start Document section

The AST produced by your parser should be represented as an S-expression. These are nested lists (whose elements may also be lists, and so forth), representing sub-trees of the AST. Below, we describe the format that we would like you to use for S-expressions — in particular, what we will be looking for in the automated testing.
Implicit and explicit S-expressions
Each S-expression will have one of two formats: either
· An explicit S-expression, whose first element is a ‘header label’. These describes a specific syntactic structure with a specific number of expected elements after the header; or
· An implicit S-expression, consisting of a list of zero or more entries. These may have any number of elements, but do not have a header, so that their syntactical role must be determined from context.
We use ‘implicit’ S-expression only in a few places, where their meaning is clear:
1. The very top level of the AST (representing a program as a sequence of function declarations);
2. Block expressions (representing a block simply as a list of sub-expressions);
3. Lists of function parameters or function arguments.
Every other part of the AST is represented by an ‘explicit’ S-expression — except for parts of the language corresponding to ‘expression tokens’ as above, which we represent simply with the very same tokens.
List of S-expression types
As noted above, the AST may contain some S-expressions with header labels (describing their role in the AST), and some without. The header labels are the following:
FunDecl Asgmt BinOpExpr FunInvoc
IfStmt WhileLoop RepeatLoop
Apart from FunDecl, these all indicate different sorts of expressions.
The following are the types of S-expression, which we may use to represent the different parts of an AST for the language above.
· Top-level programs are represented by an implicit S-expression, consisting simply of one or more function declarations:
[ (fun-decl-1) , (fun-decl-2) , … ]
These have no header, as no context is required to interpret the top level of an AST in this language.

end Document section

• Instruction 1: Reproduce the passage on S-expression format from the words "We use ‘implicit’" through the words "sorts of expressions.".
• Instruction 2: According to the passage on S-expression format, which header label is the only one that does not indicate a sort of expression?
• Instruction 3: Continue the passage on S-expression format from the point where it stops.

start Records provided

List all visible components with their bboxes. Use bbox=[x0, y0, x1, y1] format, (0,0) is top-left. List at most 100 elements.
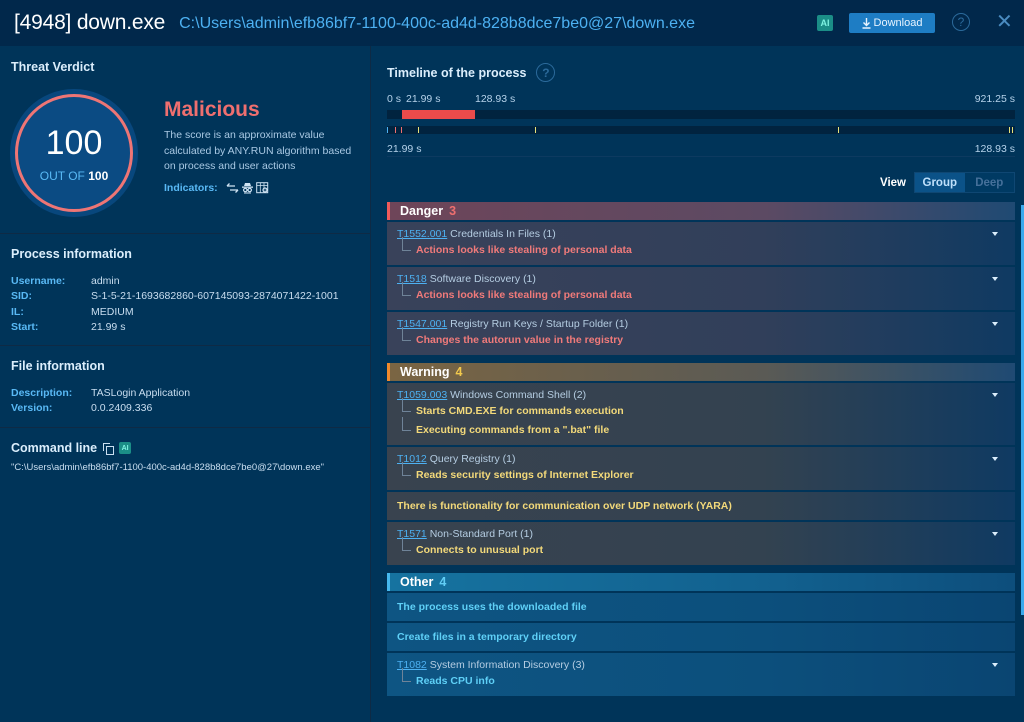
file-info-fields: Description: TASLogin Application Version… bbox=[11, 386, 190, 417]
start-key: Start: bbox=[11, 320, 39, 333]
behavior-groups: Danger 3 T1552.001 Credentials In Files (1… bbox=[387, 202, 1015, 704]
process-title: [4948] down.exe bbox=[14, 11, 166, 34]
timeline-proc-start-label: 21.99 s bbox=[406, 93, 441, 105]
view-deep-button[interactable]: Deep bbox=[964, 173, 1014, 192]
group-name: Warning bbox=[400, 365, 450, 379]
timeline-header: Timeline of the process ? bbox=[387, 63, 556, 82]
indicators-label: Indicators: bbox=[164, 182, 218, 194]
timeline-zoom-end-label: 128.93 s bbox=[974, 143, 1015, 155]
view-group-button[interactable]: Group bbox=[915, 173, 965, 192]
help-icon[interactable]: ? bbox=[952, 13, 970, 31]
behavior-text: Create files in a temporary directory bbox=[397, 631, 577, 643]
timeline-total-label: 921.25 s bbox=[974, 93, 1015, 105]
timeline-event-tick[interactable] bbox=[534, 127, 536, 133]
description-value: TASLogin Application bbox=[91, 387, 191, 399]
behavior-item[interactable]: There is functionality for communication… bbox=[387, 492, 1015, 520]
out-of-value: 100 bbox=[88, 169, 109, 183]
technique-title: System Information Discovery (3) bbox=[429, 659, 585, 671]
behavior-detail: Connects to unusual port bbox=[397, 537, 1005, 560]
username-value: admin bbox=[91, 275, 120, 287]
timeline-overview-bar[interactable] bbox=[387, 110, 1015, 119]
timeline-event-tick[interactable] bbox=[1011, 127, 1013, 133]
behavior-detail: Executing commands from a ".bat" file bbox=[397, 417, 1005, 440]
verdict-description: The score is an approximate value calcul… bbox=[164, 129, 352, 172]
timeline-event-tick[interactable] bbox=[400, 127, 402, 133]
expand-caret-icon[interactable] bbox=[992, 532, 998, 536]
process-path: C:\Users\admin\efb86bf7-1100-400c-ad4d-8… bbox=[179, 15, 695, 32]
timeline-events-bar[interactable] bbox=[387, 126, 1015, 134]
behavior-item[interactable]: T1059.003 Windows Command Shell (2) Start… bbox=[387, 383, 1015, 445]
timeline-start-label: 0 s bbox=[387, 93, 402, 105]
divider bbox=[0, 345, 370, 346]
command-line-title: Command line bbox=[11, 441, 98, 455]
score-value: 100 bbox=[45, 124, 103, 162]
view-toggle: Group Deep bbox=[914, 172, 1015, 193]
dialog-header: [4948] down.exe C:\Users\admin\efb86bf7-… bbox=[0, 0, 1024, 46]
group-count: 3 bbox=[449, 204, 457, 218]
behavior-detail: Changes the autorun value in the registr… bbox=[397, 327, 1005, 350]
behavior-item[interactable]: T1518 Software Discovery (1) Actions look… bbox=[387, 267, 1015, 310]
timeline-title: Timeline of the process bbox=[387, 65, 527, 80]
score-out-of: OUT OF 100 bbox=[18, 169, 130, 183]
download-button[interactable]: Download bbox=[849, 13, 935, 33]
behavior-item[interactable]: T1547.001 Registry Run Keys / Startup Fo… bbox=[387, 312, 1015, 355]
behavior-detail: Starts CMD.EXE for commands execution bbox=[397, 398, 1005, 421]
timeline-event-tick[interactable] bbox=[418, 127, 420, 133]
help-icon[interactable]: ? bbox=[536, 63, 556, 82]
right-panel: Timeline of the process ? 0 s 21.99 s 12… bbox=[372, 46, 1024, 722]
username-key: Username: bbox=[11, 275, 66, 287]
technique-title: Non-Standard Port (1) bbox=[429, 528, 534, 540]
out-of-label: OUT OF bbox=[39, 169, 85, 183]
expand-caret-icon[interactable] bbox=[992, 393, 998, 397]
left-panel: Threat Verdict 100 OUT OF 100 Malicious … bbox=[0, 46, 371, 722]
expand-caret-icon[interactable] bbox=[992, 277, 998, 281]
process-info-title: Process information bbox=[11, 247, 132, 261]
divider bbox=[0, 233, 370, 234]
behavior-item[interactable]: Create files in a temporary directory bbox=[387, 623, 1015, 651]
behavior-item[interactable]: T1571 Non-Standard Port (1) Connects to u… bbox=[387, 522, 1015, 565]
divider bbox=[0, 427, 370, 428]
timeline-event-tick[interactable] bbox=[394, 127, 396, 133]
network-arrows-icon[interactable] bbox=[226, 182, 239, 194]
verdict-label: Malicious bbox=[164, 98, 260, 121]
group-danger: Danger 3 T1552.001 Credentials In Files (1… bbox=[387, 202, 1015, 355]
download-arrow-icon bbox=[862, 17, 871, 29]
behavior-item[interactable]: T1552.001 Credentials In Files (1) Action… bbox=[387, 222, 1015, 265]
copy-icon[interactable] bbox=[103, 442, 115, 455]
behavior-detail: Reads security settings of Internet Expl… bbox=[397, 462, 1005, 485]
group-header[interactable]: Danger 3 bbox=[387, 202, 1015, 220]
behavior-detail: Actions looks like stealing of personal … bbox=[397, 237, 1005, 260]
timeline-event-tick[interactable] bbox=[1009, 127, 1011, 133]
behavior-item[interactable]: T1082 System Information Discovery (3) Re… bbox=[387, 653, 1015, 696]
close-icon[interactable]: ✕ bbox=[996, 11, 1013, 33]
behavior-item[interactable]: The process uses the downloaded file bbox=[387, 593, 1015, 621]
behavior-detail: Reads CPU info bbox=[397, 668, 1005, 691]
spy-icon[interactable] bbox=[241, 182, 254, 194]
expand-caret-icon[interactable] bbox=[992, 663, 998, 667]
expand-caret-icon[interactable] bbox=[992, 322, 998, 326]
technique-title: Registry Run Keys / Startup Folder (1) bbox=[450, 318, 629, 330]
behavior-text: The process uses the downloaded file bbox=[397, 601, 587, 613]
technique-title: Windows Command Shell (2) bbox=[450, 389, 587, 401]
ai-button[interactable]: AI bbox=[119, 442, 132, 454]
expand-caret-icon[interactable] bbox=[992, 232, 998, 236]
score-circle: 100 OUT OF 100 bbox=[10, 89, 138, 217]
timeline-event-tick[interactable] bbox=[387, 127, 388, 133]
score-ring: 100 OUT OF 100 bbox=[15, 94, 133, 212]
indicators: Indicators: bbox=[164, 182, 269, 194]
description-key: Description: bbox=[11, 387, 73, 399]
process-info-fields: Username: admin SID: S-1-5-21-1693682860-6… bbox=[11, 274, 339, 335]
expand-caret-icon[interactable] bbox=[992, 457, 998, 461]
version-key: Version: bbox=[11, 402, 53, 415]
registry-grid-icon[interactable] bbox=[255, 182, 269, 194]
group-header[interactable]: Warning 4 bbox=[387, 363, 1015, 381]
download-label: Download bbox=[873, 17, 923, 29]
file-info-title: File information bbox=[11, 359, 105, 373]
process-span-bar[interactable] bbox=[401, 110, 475, 119]
behavior-item[interactable]: T1012 Query Registry (1) Reads security s… bbox=[387, 447, 1015, 490]
ai-button[interactable]: AI bbox=[817, 15, 833, 31]
group-header[interactable]: Other 4 bbox=[387, 573, 1015, 591]
technique-title: Software Discovery (1) bbox=[429, 273, 536, 285]
timeline-event-tick[interactable] bbox=[837, 127, 839, 133]
sid-key: SID: bbox=[11, 290, 32, 303]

end Records provided

• Task output 1:
We use ‘implicit’ S-expression only in a few places, where their meaning is clear:
1. The very top level of the AST (representing a program as a sequence of function declarations);
2. Block expressions (representing a block simply as a list of sub-expressions);
3. Lists of function parameters or function arguments.
Every other part of the AST is represented by an ‘explicit’ S-expression — except for parts of the language corresponding to ‘expression tokens’ as above, which we represent simply with the very same tokens.
List of S-expression types
As noted above, the AST may contain some S-expressions with header labels (describing their role in the AST), and some without. The header labels are the following:
FunDecl Asgmt BinOpExpr FunInvoc
IfStmt WhileLoop RepeatLoop
Apart from FunDecl, these all indicate different sorts of expressions.

• Task output 2: FunDecl

• Task output 3:
· Function declarations are represented by an S-expression with a “FunDecl” header, which specify an identifier token (fn-name-idfr) for the function, a return type token (return-type), a list of parameters, and a function body:
[FunDecl, (fn-name-idfr), (return-type), [list of parameters], (fn-body) ]
The list of parameters is provided as a list, of zero or more pairs, where each pair consists of an identifier token (representing a parameter name) and a type:
[ [(param-1-idfr), (type-1)], [(param-2-idfr), (type-2)], … ]
The function body (fn-body) is given by an S-expression for a BLOCK element, as described below.
· Block expressions are represented by an S-expression without a header, consisting simply of the list of one or more expressions in the block:
[ (expr-1), (expr-2), … ]
Note that some of these expressions may themselves be blocks, in which case they are also headerless S-expressions.
· Assignment expressions are represented by an S-expression with an “Asgmt” header, and two entries: an identifier (idfr) being assigned to, and an expression (expr) which we are assigning to it.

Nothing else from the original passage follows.